Task goal. State the number of lines in these records holding "ranging". Say nothing more.

Part of a data file.

------------------------

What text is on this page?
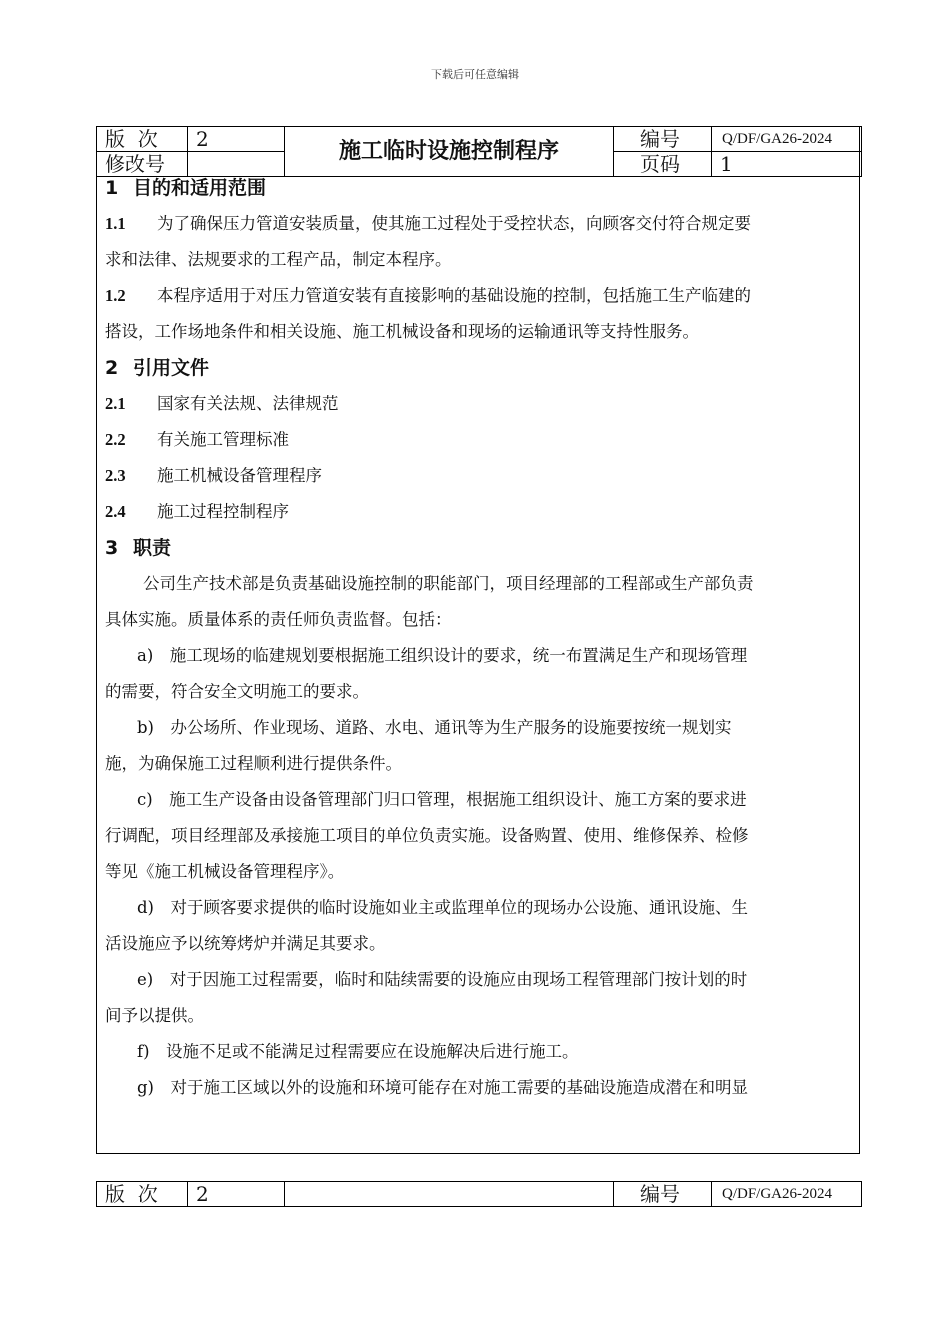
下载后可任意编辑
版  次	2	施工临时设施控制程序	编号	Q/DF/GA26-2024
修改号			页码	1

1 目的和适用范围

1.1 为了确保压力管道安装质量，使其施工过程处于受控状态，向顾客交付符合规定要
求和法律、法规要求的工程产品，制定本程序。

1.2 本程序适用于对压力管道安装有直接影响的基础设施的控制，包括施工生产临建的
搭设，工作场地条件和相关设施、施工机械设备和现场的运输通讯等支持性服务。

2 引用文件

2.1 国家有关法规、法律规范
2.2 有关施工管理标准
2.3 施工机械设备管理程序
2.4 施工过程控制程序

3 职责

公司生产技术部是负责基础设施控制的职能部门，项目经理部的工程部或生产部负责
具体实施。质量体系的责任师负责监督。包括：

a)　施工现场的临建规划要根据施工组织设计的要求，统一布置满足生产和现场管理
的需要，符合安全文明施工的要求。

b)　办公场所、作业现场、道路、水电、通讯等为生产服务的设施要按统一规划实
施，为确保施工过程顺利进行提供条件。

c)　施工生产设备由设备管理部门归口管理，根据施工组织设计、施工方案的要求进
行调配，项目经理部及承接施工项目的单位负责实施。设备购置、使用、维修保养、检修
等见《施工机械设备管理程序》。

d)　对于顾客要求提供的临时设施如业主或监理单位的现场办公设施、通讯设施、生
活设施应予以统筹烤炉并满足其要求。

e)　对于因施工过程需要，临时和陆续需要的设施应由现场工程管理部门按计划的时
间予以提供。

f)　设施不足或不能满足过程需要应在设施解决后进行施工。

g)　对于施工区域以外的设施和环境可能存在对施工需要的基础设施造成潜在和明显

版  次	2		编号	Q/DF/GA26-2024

------------------------

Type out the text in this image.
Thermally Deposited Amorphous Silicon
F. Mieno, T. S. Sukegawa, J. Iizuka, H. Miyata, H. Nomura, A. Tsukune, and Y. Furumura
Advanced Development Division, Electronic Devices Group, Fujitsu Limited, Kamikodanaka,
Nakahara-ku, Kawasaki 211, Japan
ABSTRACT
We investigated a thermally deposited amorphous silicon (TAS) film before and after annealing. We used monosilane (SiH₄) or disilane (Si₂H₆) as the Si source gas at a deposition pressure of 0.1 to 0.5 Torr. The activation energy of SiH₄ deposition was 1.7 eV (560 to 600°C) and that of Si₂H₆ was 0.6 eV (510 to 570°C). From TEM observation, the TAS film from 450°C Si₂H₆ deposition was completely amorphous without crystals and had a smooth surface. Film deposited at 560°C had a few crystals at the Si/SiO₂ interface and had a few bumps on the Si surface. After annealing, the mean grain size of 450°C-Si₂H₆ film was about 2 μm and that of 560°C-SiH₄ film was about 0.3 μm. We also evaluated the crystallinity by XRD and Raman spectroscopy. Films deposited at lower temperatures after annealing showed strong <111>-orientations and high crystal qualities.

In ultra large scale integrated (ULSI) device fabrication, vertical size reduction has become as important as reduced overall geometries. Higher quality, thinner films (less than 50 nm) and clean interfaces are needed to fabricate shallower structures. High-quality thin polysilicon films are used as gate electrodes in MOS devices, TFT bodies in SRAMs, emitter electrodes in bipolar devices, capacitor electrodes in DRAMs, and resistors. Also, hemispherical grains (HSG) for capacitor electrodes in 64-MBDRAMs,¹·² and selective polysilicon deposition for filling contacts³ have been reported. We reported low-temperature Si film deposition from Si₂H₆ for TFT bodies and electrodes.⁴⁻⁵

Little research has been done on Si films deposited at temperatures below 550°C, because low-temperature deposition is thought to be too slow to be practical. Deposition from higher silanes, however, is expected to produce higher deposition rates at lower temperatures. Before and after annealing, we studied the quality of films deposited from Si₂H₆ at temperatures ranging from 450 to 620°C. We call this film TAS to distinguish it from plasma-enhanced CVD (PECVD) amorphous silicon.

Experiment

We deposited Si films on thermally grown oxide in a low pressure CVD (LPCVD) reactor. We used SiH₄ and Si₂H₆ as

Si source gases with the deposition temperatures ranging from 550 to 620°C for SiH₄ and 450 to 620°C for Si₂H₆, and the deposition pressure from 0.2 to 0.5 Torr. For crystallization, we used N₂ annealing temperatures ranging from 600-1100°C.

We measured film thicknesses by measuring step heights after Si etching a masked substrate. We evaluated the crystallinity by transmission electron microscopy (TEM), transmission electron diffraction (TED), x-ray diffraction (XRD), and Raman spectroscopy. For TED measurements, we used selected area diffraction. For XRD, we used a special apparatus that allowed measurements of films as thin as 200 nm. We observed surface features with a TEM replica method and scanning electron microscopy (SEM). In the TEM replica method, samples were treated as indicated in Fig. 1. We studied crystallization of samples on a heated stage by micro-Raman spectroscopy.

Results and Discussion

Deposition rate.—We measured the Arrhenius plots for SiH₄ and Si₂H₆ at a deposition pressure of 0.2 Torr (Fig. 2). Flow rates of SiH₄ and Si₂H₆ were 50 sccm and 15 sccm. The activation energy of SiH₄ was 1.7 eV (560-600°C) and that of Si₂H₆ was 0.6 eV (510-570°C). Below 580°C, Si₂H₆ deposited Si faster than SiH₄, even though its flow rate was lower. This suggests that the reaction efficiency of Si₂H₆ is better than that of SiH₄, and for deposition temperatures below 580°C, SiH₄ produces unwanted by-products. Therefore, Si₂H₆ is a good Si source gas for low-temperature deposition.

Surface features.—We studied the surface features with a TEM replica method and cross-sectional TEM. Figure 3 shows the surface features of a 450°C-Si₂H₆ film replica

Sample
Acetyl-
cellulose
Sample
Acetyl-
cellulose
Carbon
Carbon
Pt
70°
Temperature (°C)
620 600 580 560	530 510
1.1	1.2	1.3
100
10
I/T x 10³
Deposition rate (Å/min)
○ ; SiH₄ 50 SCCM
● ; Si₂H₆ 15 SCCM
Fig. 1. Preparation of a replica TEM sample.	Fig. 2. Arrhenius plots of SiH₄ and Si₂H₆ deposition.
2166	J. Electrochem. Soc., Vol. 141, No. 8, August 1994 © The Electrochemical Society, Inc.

------------------------

Exercise result. 2